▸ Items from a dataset
--------------------------------------------------

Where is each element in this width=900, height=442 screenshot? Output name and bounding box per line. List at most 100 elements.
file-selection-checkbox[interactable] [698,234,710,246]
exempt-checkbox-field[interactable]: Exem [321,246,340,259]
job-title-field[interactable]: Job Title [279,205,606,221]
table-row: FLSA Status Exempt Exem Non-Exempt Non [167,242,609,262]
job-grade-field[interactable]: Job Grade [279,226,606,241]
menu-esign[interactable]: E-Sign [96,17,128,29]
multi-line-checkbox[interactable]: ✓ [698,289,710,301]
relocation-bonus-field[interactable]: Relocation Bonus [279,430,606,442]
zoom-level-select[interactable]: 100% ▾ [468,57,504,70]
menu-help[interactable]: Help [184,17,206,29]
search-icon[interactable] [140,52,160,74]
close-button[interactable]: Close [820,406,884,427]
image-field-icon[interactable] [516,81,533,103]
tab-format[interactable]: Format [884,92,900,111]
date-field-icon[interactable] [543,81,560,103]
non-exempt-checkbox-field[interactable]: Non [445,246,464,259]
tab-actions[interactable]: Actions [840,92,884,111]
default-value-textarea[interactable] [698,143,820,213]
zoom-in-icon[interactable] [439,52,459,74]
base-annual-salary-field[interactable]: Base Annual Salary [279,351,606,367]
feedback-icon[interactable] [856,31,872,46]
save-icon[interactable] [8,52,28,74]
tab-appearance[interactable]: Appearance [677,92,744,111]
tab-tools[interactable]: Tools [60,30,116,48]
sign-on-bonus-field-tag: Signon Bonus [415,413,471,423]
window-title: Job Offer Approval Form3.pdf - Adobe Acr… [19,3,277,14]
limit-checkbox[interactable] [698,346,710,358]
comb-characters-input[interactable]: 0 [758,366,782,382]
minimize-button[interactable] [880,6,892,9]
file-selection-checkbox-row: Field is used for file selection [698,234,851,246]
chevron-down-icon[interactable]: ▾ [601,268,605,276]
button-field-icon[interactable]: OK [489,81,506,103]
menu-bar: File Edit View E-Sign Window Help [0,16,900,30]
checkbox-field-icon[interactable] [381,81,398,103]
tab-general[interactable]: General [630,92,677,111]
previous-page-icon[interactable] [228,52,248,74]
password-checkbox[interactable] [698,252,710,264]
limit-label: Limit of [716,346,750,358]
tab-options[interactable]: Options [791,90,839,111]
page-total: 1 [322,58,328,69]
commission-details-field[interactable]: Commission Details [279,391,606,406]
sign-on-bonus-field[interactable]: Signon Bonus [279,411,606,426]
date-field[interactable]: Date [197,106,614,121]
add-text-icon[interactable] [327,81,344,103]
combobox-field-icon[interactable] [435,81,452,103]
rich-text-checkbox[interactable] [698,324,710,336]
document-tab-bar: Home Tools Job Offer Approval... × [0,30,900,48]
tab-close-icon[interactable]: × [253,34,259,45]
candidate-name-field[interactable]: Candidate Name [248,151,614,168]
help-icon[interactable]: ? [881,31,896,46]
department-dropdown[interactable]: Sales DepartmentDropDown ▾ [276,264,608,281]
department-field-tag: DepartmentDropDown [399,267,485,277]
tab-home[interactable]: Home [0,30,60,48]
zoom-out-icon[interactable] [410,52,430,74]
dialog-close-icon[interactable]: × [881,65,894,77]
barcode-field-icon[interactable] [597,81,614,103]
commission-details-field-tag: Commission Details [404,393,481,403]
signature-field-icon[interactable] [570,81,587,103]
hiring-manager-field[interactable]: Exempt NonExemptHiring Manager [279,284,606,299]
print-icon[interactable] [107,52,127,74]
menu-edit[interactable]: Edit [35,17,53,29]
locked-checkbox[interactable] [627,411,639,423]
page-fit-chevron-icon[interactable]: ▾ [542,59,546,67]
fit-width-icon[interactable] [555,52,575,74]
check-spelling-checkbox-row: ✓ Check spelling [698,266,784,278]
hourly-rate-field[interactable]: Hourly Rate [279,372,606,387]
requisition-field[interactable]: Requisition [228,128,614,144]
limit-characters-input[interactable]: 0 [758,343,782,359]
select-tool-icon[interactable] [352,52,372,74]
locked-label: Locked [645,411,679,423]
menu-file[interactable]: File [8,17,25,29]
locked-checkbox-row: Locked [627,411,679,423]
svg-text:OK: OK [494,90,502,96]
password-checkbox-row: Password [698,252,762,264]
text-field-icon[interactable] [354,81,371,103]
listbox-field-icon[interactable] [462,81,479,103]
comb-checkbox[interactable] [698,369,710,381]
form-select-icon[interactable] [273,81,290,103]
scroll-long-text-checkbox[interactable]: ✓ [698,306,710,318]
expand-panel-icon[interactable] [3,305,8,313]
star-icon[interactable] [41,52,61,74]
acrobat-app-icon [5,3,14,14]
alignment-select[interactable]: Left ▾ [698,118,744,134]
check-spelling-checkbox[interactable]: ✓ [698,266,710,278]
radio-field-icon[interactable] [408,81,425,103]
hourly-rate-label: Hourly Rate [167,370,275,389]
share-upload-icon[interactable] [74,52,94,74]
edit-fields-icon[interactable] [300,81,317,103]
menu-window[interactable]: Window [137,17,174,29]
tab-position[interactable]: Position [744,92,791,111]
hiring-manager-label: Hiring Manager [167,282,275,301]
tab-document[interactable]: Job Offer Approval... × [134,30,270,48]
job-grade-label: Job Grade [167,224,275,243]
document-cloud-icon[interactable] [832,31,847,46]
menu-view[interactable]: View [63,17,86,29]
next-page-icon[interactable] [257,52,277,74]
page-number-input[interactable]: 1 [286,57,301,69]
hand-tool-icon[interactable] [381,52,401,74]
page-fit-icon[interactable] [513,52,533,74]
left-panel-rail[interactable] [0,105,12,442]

--------------------------------------------------

▸ What is required
Which lines in the items above contain the string "document"? Gather each one, copied in full.

▸ Solution for this problem
document-tab-bar: Home Tools Job Offer Approval... × [0,30,900,48]
tab-document[interactable]: Job Offer Approval... × [134,30,270,48]
document-cloud-icon[interactable] [832,31,847,46]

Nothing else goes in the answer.